[Recorded information]:
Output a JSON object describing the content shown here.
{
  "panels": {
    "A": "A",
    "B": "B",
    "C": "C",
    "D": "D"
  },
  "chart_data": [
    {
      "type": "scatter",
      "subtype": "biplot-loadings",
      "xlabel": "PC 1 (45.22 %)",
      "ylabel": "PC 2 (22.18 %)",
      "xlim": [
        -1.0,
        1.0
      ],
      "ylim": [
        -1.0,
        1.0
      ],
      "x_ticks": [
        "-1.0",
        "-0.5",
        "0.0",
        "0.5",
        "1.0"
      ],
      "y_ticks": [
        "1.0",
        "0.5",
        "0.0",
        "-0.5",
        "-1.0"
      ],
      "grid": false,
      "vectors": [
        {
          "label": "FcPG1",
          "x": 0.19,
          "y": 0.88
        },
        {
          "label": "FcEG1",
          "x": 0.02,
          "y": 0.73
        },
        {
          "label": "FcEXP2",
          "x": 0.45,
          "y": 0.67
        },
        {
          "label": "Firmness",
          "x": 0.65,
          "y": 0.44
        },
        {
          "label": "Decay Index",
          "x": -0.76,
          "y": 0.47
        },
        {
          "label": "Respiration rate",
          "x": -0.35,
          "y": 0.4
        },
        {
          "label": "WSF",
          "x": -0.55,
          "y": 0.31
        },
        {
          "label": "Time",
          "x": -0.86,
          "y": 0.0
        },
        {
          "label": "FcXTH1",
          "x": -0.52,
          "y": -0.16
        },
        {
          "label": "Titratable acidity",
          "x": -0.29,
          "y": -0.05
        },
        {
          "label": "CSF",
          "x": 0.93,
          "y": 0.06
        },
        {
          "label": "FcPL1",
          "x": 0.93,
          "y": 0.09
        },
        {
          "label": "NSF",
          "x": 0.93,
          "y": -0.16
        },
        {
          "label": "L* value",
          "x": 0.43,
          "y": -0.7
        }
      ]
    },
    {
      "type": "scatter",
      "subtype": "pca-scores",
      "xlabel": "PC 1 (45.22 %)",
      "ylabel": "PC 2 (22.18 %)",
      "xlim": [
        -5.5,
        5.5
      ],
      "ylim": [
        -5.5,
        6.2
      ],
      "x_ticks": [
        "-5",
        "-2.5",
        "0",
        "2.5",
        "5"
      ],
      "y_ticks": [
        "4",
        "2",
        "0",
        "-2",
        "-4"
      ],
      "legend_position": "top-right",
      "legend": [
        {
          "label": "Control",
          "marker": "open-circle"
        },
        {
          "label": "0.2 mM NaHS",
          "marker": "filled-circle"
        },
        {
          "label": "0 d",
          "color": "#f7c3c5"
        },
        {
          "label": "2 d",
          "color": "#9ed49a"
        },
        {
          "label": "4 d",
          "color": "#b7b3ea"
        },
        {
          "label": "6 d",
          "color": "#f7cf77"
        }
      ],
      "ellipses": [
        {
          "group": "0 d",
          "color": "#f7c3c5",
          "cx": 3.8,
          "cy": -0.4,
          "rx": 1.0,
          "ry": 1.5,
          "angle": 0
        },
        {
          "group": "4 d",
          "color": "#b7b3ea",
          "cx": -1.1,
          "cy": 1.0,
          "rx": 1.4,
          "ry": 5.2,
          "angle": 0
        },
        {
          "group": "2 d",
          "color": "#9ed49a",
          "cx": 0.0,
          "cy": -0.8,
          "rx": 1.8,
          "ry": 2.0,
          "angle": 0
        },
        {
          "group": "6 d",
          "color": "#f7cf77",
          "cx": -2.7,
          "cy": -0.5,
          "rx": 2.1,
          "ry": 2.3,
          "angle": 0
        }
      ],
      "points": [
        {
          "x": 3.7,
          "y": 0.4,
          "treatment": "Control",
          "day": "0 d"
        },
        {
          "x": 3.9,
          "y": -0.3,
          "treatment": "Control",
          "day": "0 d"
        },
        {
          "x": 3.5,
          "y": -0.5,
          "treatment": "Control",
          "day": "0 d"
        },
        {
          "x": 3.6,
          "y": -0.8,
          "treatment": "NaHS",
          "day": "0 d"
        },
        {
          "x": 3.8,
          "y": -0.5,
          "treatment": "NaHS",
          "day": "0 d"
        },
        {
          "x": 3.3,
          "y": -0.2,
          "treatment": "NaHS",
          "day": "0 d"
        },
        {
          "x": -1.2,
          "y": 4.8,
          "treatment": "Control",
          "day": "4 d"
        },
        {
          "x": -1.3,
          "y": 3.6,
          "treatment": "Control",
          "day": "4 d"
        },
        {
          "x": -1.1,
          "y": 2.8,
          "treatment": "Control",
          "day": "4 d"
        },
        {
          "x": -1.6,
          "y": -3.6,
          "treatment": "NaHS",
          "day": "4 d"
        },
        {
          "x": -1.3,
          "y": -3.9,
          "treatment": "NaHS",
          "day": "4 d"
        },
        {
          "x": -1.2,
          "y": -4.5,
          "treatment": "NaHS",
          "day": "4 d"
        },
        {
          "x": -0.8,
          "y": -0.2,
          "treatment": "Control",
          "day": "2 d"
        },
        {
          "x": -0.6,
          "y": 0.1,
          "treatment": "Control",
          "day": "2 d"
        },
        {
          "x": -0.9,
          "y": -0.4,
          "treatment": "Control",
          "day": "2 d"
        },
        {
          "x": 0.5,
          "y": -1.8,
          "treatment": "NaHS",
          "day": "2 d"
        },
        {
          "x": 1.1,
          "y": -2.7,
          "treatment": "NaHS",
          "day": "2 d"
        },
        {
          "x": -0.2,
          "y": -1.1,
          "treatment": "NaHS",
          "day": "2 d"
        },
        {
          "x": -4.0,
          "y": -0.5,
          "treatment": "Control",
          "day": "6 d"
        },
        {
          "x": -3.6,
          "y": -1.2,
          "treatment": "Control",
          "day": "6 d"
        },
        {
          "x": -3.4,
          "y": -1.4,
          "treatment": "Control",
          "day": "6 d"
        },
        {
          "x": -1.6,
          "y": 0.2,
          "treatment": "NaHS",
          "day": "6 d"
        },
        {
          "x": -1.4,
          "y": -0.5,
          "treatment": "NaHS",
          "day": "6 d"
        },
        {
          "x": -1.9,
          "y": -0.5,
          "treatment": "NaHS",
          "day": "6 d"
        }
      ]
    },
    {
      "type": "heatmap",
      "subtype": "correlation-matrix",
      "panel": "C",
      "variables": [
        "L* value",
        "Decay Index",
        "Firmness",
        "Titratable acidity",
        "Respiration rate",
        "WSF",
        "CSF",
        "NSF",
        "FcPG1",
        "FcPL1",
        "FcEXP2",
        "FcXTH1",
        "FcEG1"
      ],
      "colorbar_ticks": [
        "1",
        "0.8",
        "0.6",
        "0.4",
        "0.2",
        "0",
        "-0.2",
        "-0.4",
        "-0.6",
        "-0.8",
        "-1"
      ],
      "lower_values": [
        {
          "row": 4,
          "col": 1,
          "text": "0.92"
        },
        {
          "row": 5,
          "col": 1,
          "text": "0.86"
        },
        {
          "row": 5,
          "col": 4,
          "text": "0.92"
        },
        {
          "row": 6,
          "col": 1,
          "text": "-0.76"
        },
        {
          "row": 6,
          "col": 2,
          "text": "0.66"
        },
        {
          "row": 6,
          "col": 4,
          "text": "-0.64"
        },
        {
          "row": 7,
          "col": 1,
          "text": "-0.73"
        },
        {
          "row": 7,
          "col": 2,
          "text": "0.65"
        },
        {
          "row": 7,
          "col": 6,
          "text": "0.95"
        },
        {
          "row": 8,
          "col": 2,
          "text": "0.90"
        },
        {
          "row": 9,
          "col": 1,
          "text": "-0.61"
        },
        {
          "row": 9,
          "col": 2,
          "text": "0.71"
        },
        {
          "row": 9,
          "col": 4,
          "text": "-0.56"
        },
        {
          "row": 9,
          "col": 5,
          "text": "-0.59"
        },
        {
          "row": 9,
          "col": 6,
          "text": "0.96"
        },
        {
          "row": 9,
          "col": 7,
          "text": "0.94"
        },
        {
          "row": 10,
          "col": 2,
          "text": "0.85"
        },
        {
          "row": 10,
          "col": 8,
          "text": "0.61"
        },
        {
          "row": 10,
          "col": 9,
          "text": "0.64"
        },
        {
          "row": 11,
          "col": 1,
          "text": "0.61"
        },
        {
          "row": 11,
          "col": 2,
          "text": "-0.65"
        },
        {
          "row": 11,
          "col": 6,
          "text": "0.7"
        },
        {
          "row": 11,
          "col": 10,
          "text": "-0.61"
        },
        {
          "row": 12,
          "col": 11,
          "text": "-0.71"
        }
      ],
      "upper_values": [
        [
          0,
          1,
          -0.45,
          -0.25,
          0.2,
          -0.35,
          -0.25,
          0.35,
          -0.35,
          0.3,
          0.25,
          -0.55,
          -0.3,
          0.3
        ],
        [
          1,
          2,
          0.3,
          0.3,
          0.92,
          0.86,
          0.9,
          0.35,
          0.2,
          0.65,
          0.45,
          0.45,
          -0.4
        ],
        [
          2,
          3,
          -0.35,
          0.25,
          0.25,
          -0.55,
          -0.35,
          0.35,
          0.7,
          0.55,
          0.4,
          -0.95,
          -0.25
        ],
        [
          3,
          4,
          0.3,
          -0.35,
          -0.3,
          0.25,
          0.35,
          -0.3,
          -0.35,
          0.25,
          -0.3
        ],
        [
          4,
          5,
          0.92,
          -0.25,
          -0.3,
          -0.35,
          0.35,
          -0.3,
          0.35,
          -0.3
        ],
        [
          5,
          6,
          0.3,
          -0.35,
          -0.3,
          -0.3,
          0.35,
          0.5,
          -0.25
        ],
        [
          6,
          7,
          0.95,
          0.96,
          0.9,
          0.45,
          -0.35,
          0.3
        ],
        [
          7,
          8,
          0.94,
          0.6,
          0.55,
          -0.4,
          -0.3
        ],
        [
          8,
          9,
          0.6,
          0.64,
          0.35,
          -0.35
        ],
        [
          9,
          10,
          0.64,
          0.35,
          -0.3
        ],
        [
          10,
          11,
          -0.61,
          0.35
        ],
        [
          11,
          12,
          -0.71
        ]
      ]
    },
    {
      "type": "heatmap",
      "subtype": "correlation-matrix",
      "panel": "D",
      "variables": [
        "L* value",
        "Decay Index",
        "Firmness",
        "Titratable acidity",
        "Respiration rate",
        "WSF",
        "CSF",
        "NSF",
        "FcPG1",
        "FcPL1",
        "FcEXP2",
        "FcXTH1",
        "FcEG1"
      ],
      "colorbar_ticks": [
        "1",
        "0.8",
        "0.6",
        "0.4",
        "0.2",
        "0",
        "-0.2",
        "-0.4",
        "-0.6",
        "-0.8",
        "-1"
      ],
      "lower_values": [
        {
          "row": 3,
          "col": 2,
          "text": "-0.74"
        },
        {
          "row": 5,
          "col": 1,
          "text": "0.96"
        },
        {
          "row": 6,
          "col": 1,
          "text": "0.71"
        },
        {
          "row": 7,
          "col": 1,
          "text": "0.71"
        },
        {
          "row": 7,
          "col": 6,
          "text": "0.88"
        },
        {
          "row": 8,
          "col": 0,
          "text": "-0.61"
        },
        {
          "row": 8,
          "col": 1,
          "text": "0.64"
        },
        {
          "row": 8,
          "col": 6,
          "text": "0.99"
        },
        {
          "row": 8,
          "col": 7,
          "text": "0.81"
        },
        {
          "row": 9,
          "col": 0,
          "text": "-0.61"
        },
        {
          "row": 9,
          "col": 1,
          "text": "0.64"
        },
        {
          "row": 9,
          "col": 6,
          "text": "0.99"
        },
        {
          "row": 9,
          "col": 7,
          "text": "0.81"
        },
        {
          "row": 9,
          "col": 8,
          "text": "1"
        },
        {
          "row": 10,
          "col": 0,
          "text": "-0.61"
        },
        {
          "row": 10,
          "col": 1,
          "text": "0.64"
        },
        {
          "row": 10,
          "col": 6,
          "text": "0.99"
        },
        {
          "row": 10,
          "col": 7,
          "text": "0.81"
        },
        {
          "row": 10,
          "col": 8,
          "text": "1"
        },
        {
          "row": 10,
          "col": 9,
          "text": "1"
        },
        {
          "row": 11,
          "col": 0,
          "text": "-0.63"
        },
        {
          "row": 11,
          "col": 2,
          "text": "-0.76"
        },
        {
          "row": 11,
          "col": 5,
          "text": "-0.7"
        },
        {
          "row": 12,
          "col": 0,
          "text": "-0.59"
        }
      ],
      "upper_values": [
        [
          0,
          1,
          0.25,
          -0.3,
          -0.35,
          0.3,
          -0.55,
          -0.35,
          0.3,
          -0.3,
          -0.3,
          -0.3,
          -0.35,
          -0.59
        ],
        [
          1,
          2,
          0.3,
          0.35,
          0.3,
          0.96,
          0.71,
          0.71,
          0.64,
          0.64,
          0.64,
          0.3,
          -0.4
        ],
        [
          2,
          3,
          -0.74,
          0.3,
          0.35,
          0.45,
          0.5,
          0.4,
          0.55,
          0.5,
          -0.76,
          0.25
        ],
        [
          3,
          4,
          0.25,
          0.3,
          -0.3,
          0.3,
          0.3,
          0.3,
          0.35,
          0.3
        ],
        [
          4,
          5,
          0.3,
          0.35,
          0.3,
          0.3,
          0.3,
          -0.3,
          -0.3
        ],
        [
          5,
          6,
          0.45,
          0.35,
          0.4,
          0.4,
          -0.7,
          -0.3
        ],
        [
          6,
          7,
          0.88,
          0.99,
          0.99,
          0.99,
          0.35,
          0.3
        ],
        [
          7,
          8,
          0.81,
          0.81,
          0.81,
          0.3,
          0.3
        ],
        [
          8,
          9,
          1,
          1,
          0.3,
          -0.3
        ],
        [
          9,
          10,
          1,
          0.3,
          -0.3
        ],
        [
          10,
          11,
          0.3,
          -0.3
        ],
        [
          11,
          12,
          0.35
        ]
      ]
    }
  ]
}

[Request]: Look over the listing. Pull out every line with the string "circle" in it.

[Result for this exercise]:
          "marker": "open-circle"
          "marker": "filled-circle"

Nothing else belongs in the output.